⟨

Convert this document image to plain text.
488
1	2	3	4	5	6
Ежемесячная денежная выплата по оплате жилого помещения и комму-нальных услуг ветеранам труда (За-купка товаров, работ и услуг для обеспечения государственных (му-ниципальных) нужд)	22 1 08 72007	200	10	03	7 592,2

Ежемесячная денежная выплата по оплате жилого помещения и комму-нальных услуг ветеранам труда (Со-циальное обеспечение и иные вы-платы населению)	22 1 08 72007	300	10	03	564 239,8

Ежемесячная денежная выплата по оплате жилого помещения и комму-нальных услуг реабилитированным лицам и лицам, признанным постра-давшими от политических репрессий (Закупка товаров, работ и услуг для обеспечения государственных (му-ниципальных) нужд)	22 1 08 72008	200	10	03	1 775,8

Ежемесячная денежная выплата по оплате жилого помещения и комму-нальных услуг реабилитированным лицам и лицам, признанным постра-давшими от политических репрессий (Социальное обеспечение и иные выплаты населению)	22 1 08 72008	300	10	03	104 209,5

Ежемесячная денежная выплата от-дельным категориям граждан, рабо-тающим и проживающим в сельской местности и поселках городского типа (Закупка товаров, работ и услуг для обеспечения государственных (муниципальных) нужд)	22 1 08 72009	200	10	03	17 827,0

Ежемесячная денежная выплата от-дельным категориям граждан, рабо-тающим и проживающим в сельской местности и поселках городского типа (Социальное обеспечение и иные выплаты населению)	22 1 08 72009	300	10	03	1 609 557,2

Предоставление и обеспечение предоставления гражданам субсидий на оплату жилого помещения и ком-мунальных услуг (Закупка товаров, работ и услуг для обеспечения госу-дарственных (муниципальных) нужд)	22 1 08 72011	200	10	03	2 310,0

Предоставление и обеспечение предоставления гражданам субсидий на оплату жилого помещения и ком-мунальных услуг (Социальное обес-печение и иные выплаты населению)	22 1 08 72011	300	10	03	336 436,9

⟩

▶ [Request]
Write out every line of the records exactly.

▶ [Final answer]
Convert this document image to plain text.
488
1	2	3	4	5	6
Ежемесячная денежная выплата по оплате жилого помещения и комму-нальных услуг ветеранам труда (За-купка товаров, работ и услуг для обеспечения государственных (му-ниципальных) нужд)	22 1 08 72007	200	10	03	7 592,2

Ежемесячная денежная выплата по оплате жилого помещения и комму-нальных услуг ветеранам труда (Со-циальное обеспечение и иные вы-платы населению)	22 1 08 72007	300	10	03	564 239,8

Ежемесячная денежная выплата по оплате жилого помещения и комму-нальных услуг реабилитированным лицам и лицам, признанным постра-давшими от политических репрессий (Закупка товаров, работ и услуг для обеспечения государственных (му-ниципальных) нужд)	22 1 08 72008	200	10	03	1 775,8

Ежемесячная денежная выплата по оплате жилого помещения и комму-нальных услуг реабилитированным лицам и лицам, признанным постра-давшими от политических репрессий (Социальное обеспечение и иные выплаты населению)	22 1 08 72008	300	10	03	104 209,5

Ежемесячная денежная выплата от-дельным категориям граждан, рабо-тающим и проживающим в сельской местности и поселках городского типа (Закупка товаров, работ и услуг для обеспечения государственных (муниципальных) нужд)	22 1 08 72009	200	10	03	17 827,0

Ежемесячная денежная выплата от-дельным категориям граждан, рабо-тающим и проживающим в сельской местности и поселках городского типа (Социальное обеспечение и иные выплаты населению)	22 1 08 72009	300	10	03	1 609 557,2

Предоставление и обеспечение предоставления гражданам субсидий на оплату жилого помещения и ком-мунальных услуг (Закупка товаров, работ и услуг для обеспечения госу-дарственных (муниципальных) нужд)	22 1 08 72011	200	10	03	2 310,0

Предоставление и обеспечение предоставления гражданам субсидий на оплату жилого помещения и ком-мунальных услуг (Социальное обес-печение и иные выплаты населению)	22 1 08 72011	300	10	03	336 436,9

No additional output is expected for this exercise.